[Data records]
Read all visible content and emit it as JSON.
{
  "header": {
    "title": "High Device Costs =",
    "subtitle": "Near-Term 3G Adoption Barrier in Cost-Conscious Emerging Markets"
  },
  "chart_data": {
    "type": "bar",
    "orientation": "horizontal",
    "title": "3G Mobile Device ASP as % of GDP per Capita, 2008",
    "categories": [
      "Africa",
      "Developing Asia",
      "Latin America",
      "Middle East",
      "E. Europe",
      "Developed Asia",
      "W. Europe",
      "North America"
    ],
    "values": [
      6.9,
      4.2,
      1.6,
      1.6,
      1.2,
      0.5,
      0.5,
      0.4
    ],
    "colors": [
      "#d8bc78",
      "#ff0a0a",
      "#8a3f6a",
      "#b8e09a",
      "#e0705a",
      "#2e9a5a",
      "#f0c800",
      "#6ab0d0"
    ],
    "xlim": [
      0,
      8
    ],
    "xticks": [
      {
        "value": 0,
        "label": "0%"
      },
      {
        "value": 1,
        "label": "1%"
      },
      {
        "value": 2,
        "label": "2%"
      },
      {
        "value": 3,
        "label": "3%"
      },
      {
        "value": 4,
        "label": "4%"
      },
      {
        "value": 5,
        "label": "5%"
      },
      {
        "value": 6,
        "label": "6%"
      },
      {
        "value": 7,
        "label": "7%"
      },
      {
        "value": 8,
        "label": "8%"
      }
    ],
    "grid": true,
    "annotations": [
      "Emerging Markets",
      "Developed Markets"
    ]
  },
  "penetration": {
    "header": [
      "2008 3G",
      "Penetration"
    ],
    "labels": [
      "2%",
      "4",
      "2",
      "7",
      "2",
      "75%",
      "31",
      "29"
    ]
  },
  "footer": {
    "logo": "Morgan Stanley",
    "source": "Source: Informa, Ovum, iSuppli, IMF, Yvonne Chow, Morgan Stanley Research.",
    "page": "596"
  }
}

• [EXERCISE DIRECTIONS]:
Where a line above contains the word "Markets", copy that line.

• [CORRECT RESPONSE]:
    "subtitle": "Near-Term 3G Adoption Barrier in Cost-Conscious Emerging Markets"
      "Emerging Markets",
      "Developed Markets"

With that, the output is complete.